* Passage shown
=-=-=-=-=

Question

The mean and median of the data x+a, x+b, x+c are equal and a less than b, b less than c, then find the value of b in terms of a and b

Answer 1

From the information above we can arrange the terms in descending or ascending order in order to get the median.

Since :

a < b < c

In an ascending order we have :

x + a, x + b, x + c

The median is the term at the middle which is x + b.

=-=-=-=-=

* Raw data
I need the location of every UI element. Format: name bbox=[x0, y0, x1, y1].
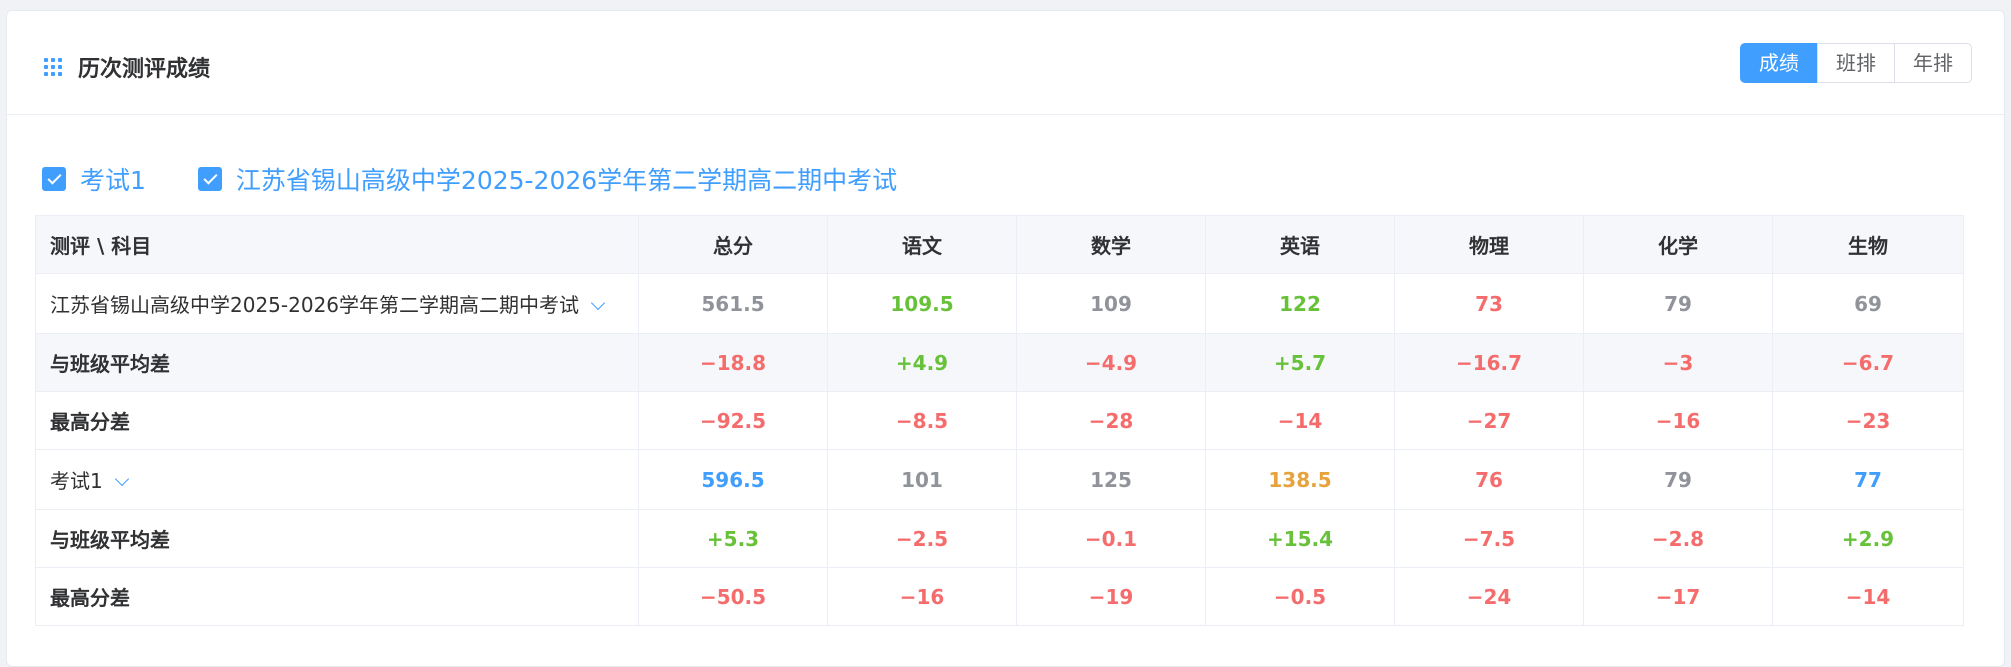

=-=-=-=-=

* Actions to take
- a) In the mean-and-median problem, which term does the solution identify as the median?
- b) Carry the solution of the mean-and-median problem forward from its last sentence.

* Answers to the exercise
- a) x + b

- b)
The mean = { ( x + a) + ( x + b) + ( x + c)} ÷ 3

(3x + a + b + c) / 3 = mean

From the question : mean = median

x + b = ( 3x + a + b + c) / 3

3x + 3b = 3x + a + b + c

Collecting like terms together :

3x - 3x + 3b - b = a + c

2b = a + c

b = ( a + c) /2

From the mean equated to mean we can get the value of c in terms of a and b:

2b - a = c

Writing be in terms of a and b:

b = { a + (2b - a)} / 2

This is the answer.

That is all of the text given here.